PROBLEM » Bring together all lines of the material below that contain the string "this".

========================================

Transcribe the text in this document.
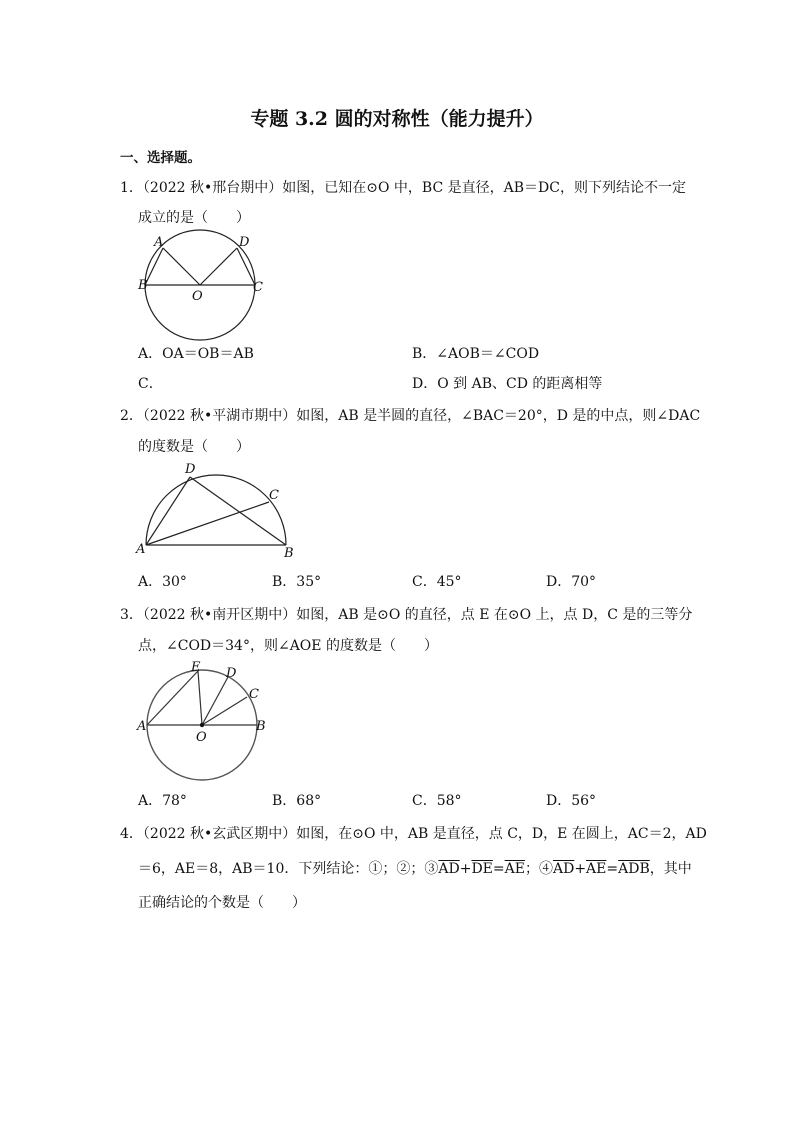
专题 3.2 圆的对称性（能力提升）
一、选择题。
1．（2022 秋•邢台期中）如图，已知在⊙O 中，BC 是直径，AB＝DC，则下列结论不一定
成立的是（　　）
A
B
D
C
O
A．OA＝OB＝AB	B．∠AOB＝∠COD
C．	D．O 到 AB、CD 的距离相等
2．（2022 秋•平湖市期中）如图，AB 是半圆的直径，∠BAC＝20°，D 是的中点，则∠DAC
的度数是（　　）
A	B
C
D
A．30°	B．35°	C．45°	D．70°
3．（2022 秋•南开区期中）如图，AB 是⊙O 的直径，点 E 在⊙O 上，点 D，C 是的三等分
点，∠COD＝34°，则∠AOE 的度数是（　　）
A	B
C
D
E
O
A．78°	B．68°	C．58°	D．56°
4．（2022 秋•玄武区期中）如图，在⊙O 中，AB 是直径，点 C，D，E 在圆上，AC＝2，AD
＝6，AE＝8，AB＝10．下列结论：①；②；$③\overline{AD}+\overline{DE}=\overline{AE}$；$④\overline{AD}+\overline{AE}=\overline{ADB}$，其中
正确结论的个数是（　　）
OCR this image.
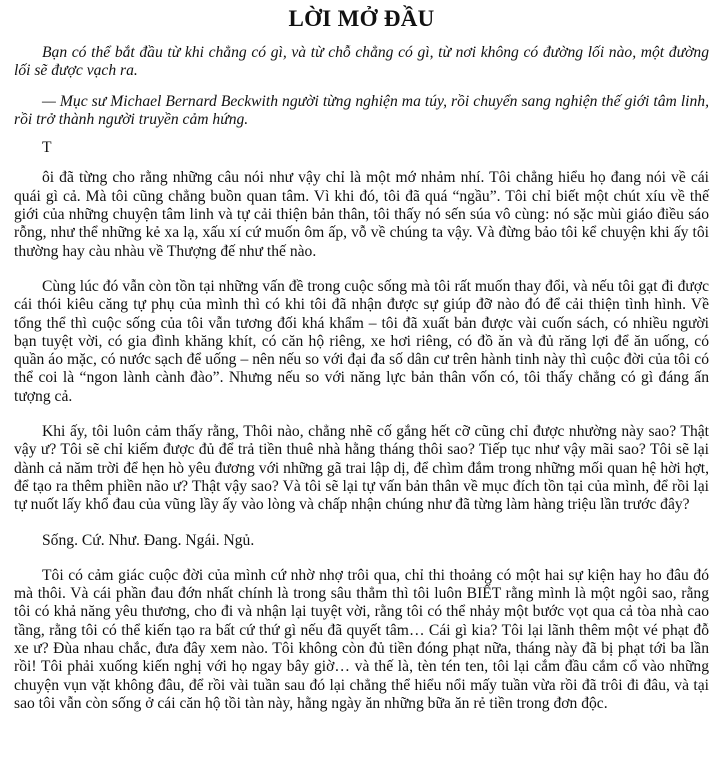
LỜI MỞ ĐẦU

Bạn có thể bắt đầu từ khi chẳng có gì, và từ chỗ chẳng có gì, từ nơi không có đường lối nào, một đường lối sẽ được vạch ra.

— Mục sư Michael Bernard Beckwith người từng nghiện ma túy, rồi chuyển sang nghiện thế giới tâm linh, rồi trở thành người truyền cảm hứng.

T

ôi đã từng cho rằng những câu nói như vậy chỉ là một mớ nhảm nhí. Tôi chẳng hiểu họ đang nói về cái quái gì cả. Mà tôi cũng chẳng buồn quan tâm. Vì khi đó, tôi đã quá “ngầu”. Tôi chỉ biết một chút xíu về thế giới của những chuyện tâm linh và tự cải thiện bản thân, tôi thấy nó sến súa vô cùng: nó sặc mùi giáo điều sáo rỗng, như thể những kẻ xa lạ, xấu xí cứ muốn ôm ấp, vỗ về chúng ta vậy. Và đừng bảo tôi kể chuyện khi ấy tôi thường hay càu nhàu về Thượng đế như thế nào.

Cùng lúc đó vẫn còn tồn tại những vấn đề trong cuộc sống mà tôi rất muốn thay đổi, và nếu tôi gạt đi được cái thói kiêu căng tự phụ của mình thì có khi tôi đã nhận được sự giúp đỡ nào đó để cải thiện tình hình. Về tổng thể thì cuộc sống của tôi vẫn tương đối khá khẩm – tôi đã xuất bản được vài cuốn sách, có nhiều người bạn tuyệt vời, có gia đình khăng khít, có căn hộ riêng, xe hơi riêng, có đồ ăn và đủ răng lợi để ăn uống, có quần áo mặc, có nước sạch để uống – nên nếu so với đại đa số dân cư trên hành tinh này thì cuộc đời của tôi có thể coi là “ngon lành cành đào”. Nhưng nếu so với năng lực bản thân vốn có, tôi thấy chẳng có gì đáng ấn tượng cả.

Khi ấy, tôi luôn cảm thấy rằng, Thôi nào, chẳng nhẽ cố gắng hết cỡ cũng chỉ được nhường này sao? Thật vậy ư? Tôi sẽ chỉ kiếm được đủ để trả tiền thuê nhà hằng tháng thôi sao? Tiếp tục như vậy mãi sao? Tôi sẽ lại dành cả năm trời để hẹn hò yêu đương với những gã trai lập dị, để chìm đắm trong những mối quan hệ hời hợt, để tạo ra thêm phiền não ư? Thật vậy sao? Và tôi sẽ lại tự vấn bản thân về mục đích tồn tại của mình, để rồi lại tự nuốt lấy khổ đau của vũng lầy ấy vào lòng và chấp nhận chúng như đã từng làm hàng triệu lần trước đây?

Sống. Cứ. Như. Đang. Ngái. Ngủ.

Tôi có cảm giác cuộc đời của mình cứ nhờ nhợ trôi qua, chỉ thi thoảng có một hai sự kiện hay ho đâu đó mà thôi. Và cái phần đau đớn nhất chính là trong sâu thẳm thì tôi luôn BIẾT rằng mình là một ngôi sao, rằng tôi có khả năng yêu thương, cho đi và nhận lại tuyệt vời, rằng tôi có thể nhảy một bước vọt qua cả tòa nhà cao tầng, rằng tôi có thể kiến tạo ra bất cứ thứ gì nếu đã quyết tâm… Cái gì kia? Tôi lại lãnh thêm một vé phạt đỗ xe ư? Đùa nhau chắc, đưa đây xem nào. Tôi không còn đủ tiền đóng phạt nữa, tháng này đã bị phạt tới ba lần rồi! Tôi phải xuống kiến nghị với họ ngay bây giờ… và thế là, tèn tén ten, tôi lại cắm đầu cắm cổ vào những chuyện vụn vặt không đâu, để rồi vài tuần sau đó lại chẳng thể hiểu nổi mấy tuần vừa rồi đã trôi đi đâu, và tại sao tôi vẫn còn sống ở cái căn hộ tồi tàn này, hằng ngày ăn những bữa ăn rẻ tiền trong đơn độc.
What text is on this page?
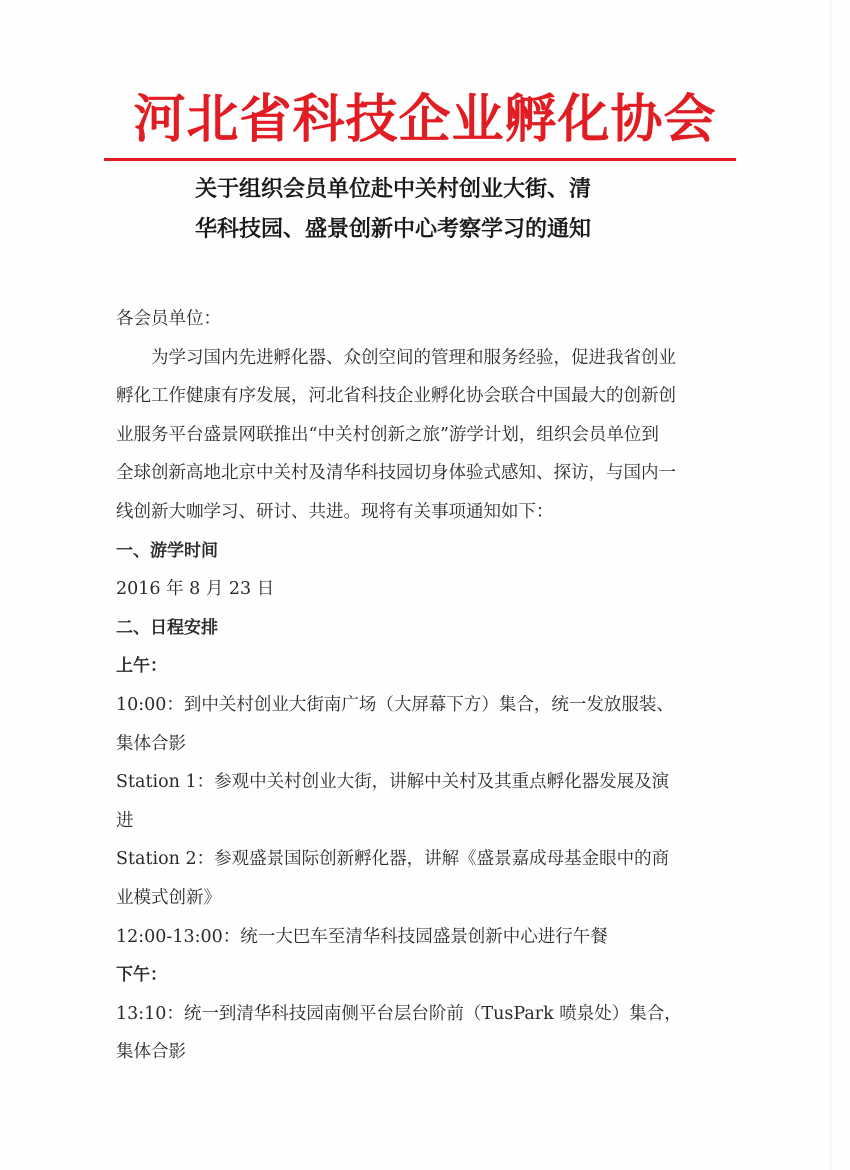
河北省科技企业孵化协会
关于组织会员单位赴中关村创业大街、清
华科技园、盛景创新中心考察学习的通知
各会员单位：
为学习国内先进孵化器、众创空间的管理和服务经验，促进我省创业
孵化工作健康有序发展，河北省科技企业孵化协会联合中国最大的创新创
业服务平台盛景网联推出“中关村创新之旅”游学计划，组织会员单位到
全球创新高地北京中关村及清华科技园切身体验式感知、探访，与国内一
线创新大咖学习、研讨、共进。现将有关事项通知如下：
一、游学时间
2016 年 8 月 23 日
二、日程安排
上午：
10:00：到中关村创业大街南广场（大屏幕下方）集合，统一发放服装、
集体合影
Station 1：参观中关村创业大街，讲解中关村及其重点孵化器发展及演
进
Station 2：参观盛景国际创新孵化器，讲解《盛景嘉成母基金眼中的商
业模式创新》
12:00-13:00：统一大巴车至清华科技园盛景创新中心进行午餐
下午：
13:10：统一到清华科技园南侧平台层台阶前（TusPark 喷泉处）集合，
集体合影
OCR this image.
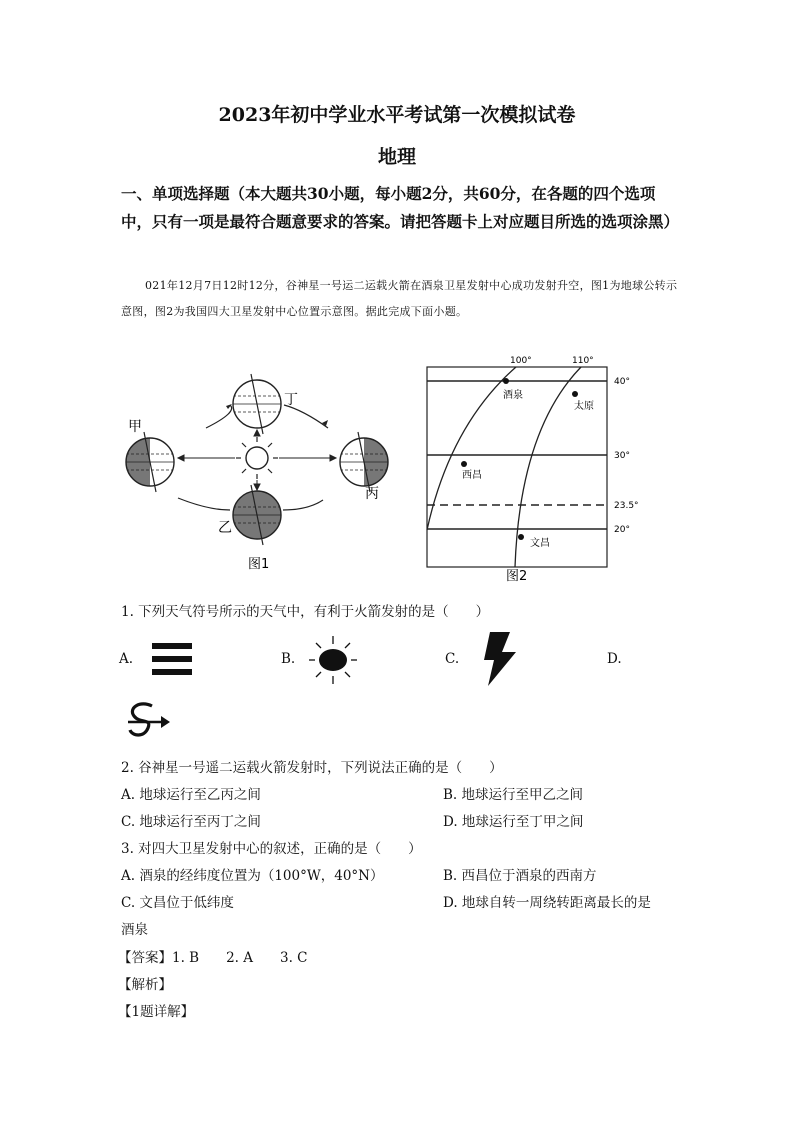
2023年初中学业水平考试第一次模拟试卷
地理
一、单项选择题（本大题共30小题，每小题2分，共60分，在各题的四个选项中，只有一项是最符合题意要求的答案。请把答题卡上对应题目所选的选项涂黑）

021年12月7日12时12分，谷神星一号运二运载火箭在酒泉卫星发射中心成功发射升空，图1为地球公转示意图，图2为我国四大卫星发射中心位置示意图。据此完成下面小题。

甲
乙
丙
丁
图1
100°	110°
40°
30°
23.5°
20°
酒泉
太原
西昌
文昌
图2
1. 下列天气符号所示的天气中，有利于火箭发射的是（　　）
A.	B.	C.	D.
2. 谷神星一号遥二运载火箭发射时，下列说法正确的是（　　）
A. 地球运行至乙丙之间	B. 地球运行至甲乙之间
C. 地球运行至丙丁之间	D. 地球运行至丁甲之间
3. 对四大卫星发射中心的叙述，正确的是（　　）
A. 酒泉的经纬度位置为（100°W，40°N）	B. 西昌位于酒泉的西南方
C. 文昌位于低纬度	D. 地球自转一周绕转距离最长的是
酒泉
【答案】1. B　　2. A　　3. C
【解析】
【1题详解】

========================================

FULL ANSWER »
Transcribe the text in this document.
OCR this image.
What text is on this page?
OCR this image.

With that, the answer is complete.